> _Provided records_
....
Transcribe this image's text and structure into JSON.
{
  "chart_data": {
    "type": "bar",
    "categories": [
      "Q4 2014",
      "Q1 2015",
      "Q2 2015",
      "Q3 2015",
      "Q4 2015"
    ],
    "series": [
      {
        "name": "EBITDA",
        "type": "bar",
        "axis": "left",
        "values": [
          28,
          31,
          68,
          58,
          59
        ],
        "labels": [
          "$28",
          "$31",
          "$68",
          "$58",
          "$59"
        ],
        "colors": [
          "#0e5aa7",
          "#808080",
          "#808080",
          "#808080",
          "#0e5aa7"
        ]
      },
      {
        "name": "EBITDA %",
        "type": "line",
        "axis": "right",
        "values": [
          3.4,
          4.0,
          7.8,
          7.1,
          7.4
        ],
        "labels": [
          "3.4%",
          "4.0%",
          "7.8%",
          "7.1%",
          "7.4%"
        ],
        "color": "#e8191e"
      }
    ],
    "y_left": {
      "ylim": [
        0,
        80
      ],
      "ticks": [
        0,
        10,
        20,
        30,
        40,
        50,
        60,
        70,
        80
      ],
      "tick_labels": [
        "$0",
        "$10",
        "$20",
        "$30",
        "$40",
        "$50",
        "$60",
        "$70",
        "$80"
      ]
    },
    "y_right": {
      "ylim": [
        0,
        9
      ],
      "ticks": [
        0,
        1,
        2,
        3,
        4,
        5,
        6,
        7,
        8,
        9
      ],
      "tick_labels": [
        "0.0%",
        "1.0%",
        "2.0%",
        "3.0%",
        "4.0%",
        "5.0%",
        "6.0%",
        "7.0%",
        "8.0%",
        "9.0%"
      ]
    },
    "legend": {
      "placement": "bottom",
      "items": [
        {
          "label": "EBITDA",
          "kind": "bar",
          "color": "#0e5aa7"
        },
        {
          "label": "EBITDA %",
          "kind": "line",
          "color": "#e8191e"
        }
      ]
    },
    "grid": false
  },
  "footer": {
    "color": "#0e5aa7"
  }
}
....
> _Goal_
Read through the data and copy every line where "EBITDA" shows up.

> _Final result_
        "name": "EBITDA",
        "name": "EBITDA %",
          "label": "EBITDA",
          "label": "EBITDA %",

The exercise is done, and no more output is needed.